### Your task
Answer these questions from the passage below on Covid-19 stem cell trials:
(a) How many cellular medicine trials for Covid-19 were found listed in the trials databases?
(b) What has Athersys said about the cells in MultiStem?
(c) What sources are sponsors extracting MSCs from?

### Document passage

And to complicate matters, it’s going to be extremely difficult for stem cell clinical trials to tease apart any stem-cell-specific signals in individual patients from steroid-related benefits.
All of this raises questions for me: Why have dozens of sponsors gone down the clinical trial path to treat Covid-19 using mesenchymal stem cells or cells similar to them? Overexuberance to help stem the pandemic? It’ll be good for the bottom line? Why has the FDA flashed the green light for trials so many times? Politics? Pandemic exceptionalism?
Whatever their reasons, Mina and I found more than 79 cellular medicine trials for Covid-19 listed in the trials databases. That seems excessive.
We also found that most of the Covid-19 cellular medicine trials use MSCs or similar cells, but these aren’t equivalent to each other or to Athersys’ MultiStem product. Athersys has even made a point of saying the cells in MultiStem are not MSCs. Further complicating things, our data show that sponsors are using MSCs extracted from a hodgepodge of sources: blood from the umbilical cord, the wall of the umbilical cord itself, bone marrow, adipose (fat) tissue, and dental pulp. These cells are not interchangeable. They each likely have different potential for effectiveness and pose distinct risks. For instance, preparations of MSCs from different tissues made in separate labs likely contain widely different numbers of true stem cells.

[Saved data entries]

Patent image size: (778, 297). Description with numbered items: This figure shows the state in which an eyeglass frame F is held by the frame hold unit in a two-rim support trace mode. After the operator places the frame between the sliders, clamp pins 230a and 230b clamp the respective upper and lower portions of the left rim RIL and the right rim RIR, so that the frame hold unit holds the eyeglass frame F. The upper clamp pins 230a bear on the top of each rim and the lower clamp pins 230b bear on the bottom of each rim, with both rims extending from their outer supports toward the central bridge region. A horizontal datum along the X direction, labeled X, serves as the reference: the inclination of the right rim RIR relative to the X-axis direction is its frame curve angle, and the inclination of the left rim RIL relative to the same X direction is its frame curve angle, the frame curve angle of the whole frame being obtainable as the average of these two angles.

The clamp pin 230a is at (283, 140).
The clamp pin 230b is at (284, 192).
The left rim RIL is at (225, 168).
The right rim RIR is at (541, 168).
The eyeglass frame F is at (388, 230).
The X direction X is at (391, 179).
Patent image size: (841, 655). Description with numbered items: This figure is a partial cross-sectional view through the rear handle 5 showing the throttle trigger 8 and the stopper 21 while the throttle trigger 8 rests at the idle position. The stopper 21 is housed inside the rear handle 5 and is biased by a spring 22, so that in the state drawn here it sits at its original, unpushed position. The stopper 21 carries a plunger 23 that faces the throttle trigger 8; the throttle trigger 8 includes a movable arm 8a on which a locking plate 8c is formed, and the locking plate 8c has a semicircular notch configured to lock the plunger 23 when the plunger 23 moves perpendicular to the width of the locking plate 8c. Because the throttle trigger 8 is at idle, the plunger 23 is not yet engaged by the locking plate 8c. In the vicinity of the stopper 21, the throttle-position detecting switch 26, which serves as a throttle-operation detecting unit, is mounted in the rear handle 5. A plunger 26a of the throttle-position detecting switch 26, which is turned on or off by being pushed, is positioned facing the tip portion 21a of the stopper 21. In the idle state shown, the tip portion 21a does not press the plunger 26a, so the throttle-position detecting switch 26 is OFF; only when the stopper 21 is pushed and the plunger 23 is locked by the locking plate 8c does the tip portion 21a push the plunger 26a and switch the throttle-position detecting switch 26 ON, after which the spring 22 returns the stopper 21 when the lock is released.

### Answer box
(a) More than 79.
(b) Athersys has said the cells in MultiStem are not MSCs.
(c) Blood from the umbilical cord, the wall of the umbilical cord itself, bone marrow, adipose (fat) tissue, and dental pulp.